▸ Request: Reproduce all lines of the listing below in which the word "Confidence" occurs.
---+---
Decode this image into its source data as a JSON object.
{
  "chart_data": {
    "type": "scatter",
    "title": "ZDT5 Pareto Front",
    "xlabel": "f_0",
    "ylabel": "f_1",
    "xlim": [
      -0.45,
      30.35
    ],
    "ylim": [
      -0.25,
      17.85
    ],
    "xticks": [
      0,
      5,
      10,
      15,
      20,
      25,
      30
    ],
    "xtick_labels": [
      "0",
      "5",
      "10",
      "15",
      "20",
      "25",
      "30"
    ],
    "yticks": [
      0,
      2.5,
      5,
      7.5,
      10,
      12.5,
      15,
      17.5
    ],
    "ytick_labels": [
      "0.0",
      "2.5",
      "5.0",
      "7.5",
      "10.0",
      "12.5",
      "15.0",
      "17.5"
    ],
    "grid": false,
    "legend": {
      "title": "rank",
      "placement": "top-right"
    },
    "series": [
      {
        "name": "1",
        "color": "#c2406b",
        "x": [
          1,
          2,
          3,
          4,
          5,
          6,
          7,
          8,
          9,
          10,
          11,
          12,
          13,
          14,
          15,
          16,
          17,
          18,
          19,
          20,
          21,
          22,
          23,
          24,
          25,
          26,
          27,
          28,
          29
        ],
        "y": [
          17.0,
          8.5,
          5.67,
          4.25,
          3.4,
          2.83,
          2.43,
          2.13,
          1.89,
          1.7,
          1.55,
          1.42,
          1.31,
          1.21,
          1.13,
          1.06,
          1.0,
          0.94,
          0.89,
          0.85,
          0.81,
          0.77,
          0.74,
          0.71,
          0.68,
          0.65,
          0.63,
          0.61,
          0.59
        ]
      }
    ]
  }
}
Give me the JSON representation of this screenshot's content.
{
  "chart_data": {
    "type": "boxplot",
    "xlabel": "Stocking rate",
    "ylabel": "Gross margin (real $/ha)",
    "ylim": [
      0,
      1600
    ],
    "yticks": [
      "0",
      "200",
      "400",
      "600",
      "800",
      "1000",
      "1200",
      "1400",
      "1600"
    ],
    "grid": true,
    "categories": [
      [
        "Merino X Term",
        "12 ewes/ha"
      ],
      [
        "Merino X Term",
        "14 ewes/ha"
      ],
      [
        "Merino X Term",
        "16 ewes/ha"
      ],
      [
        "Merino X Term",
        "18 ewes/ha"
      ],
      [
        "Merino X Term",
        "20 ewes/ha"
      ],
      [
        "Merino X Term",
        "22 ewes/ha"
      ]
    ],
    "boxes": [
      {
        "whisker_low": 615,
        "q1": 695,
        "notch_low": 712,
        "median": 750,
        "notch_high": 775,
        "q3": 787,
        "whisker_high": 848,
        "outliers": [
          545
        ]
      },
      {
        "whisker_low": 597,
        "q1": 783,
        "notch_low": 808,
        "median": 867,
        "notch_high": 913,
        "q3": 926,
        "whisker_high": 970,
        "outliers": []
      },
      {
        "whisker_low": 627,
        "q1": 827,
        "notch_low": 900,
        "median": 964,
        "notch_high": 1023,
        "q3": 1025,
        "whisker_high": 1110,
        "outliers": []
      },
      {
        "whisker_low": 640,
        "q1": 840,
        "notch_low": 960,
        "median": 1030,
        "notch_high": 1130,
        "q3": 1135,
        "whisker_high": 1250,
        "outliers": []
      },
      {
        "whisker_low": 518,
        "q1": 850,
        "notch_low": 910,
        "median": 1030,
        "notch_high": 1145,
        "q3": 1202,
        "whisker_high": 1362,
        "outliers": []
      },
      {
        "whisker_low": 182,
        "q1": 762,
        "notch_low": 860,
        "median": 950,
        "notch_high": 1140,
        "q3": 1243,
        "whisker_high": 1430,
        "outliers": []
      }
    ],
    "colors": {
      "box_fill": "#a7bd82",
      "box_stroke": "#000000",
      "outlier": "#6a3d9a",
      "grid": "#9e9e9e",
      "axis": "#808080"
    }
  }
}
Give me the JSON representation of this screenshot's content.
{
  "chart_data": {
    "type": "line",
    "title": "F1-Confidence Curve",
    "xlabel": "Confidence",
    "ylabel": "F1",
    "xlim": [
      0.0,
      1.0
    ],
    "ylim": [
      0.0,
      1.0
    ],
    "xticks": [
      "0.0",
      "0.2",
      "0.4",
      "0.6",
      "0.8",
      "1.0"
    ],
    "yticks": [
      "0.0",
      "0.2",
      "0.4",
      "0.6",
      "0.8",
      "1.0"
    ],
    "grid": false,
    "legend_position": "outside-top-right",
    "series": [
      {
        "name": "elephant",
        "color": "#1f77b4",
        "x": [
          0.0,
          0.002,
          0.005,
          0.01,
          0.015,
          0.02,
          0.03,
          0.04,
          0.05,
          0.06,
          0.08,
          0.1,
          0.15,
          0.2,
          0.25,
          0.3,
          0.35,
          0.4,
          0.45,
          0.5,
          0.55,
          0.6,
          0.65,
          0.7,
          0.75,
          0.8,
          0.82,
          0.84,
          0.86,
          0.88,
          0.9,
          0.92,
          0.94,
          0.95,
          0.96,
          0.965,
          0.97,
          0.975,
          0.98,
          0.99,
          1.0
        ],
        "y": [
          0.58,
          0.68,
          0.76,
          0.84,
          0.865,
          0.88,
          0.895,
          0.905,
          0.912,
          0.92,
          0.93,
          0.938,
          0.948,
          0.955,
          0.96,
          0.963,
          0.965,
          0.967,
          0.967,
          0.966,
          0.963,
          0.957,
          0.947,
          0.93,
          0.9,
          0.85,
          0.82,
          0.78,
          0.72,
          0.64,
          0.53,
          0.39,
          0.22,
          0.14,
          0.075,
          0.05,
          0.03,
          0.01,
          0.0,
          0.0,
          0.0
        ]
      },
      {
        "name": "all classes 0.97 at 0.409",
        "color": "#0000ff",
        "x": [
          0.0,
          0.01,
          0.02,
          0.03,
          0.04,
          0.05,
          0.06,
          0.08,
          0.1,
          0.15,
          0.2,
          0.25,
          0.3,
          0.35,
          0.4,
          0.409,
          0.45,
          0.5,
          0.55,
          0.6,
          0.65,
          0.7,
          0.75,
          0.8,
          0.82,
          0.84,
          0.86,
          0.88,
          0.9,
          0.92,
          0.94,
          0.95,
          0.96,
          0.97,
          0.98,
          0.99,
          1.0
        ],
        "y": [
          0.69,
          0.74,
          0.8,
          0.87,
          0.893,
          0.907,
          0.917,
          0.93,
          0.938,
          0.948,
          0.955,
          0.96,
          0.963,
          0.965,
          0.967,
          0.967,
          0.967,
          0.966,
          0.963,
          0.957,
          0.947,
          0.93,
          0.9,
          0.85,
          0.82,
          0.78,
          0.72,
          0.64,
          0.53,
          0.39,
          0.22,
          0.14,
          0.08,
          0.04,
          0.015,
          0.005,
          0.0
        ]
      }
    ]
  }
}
---+---
▸ Solution to the exercise:
    "title": "F1-Confidence Curve",
    "xlabel": "Confidence",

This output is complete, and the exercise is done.